■ Given task
Please rewrite the records below with every "x-group-label" replaced by "x-category-label" and all other text left unchanged. Leave the pictures out of your answer.

───── Given records

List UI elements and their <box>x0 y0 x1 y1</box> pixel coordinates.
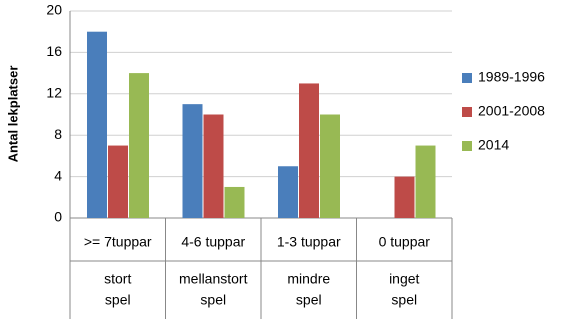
x-group-label: mellanstort <box>179 271 248 287</box>
bar <box>108 145 128 218</box>
bar <box>394 176 415 218</box>
legend-label: 2001-2008 <box>478 103 545 119</box>
x-group-label: stort <box>104 271 131 287</box>
y-tick-label: 16 <box>46 43 62 59</box>
bar <box>415 145 436 218</box>
bar <box>224 186 245 218</box>
bar <box>87 31 107 219</box>
y-tick-label: 8 <box>54 126 62 142</box>
bar <box>299 83 319 218</box>
bar <box>203 114 224 218</box>
y-tick-label: 20 <box>46 2 62 18</box>
legend-label: 2014 <box>478 137 509 153</box>
x-group-label: mindre <box>287 271 330 287</box>
legend-swatch <box>462 107 472 117</box>
bar <box>182 104 203 218</box>
legend-label: 1989-1996 <box>478 69 545 85</box>
y-tick-label: 4 <box>54 167 62 183</box>
y-tick-label: 0 <box>54 209 62 225</box>
bar <box>129 73 149 218</box>
x-group-label: inget <box>389 271 419 287</box>
y-axis-label: Antal lekplatser <box>5 66 20 163</box>
x-group-label: spel <box>200 292 226 308</box>
bar <box>278 166 298 218</box>
legend-swatch <box>462 73 472 83</box>
x-tick-label: 1-3 tuppar <box>277 234 341 250</box>
y-tick-label: 12 <box>46 85 62 101</box>
x-tick-label: 4-6 tuppar <box>181 234 245 250</box>
x-group-label: spel <box>105 292 131 308</box>
x-group-label: spel <box>391 292 417 308</box>
x-group-label: spel <box>296 292 322 308</box>
x-tick-label: 0 tuppar <box>379 234 431 250</box>
bar <box>320 114 340 218</box>
legend-swatch <box>462 141 472 151</box>
x-tick-label: >= 7tuppar <box>84 234 152 250</box>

──────────

■ Completed task
List UI elements and their <box>x0 y0 x1 y1</box> pixel coordinates.
x-category-label: mellanstort <box>179 271 248 287</box>
bar <box>108 145 128 218</box>
bar <box>394 176 415 218</box>
legend-label: 2001-2008 <box>478 103 545 119</box>
x-category-label: stort <box>104 271 131 287</box>
y-tick-label: 16 <box>46 43 62 59</box>
bar <box>415 145 436 218</box>
bar <box>224 186 245 218</box>
bar <box>87 31 107 219</box>
y-tick-label: 8 <box>54 126 62 142</box>
bar <box>299 83 319 218</box>
bar <box>203 114 224 218</box>
y-tick-label: 20 <box>46 2 62 18</box>
legend-label: 2014 <box>478 137 509 153</box>
x-category-label: mindre <box>287 271 330 287</box>
legend-swatch <box>462 107 472 117</box>
bar <box>182 104 203 218</box>
legend-label: 1989-1996 <box>478 69 545 85</box>
y-tick-label: 4 <box>54 167 62 183</box>
y-tick-label: 0 <box>54 209 62 225</box>
bar <box>129 73 149 218</box>
x-category-label: inget <box>389 271 419 287</box>
y-axis-label: Antal lekplatser <box>5 66 20 163</box>
x-category-label: spel <box>200 292 226 308</box>
bar <box>278 166 298 218</box>
legend-swatch <box>462 73 472 83</box>
x-tick-label: 1-3 tuppar <box>277 234 341 250</box>
y-tick-label: 12 <box>46 85 62 101</box>
x-tick-label: 4-6 tuppar <box>181 234 245 250</box>
x-category-label: spel <box>105 292 131 308</box>
x-category-label: spel <box>391 292 417 308</box>
x-category-label: spel <box>296 292 322 308</box>
x-tick-label: 0 tuppar <box>379 234 431 250</box>
bar <box>320 114 340 218</box>
legend-swatch <box>462 141 472 151</box>
x-tick-label: >= 7tuppar <box>84 234 152 250</box>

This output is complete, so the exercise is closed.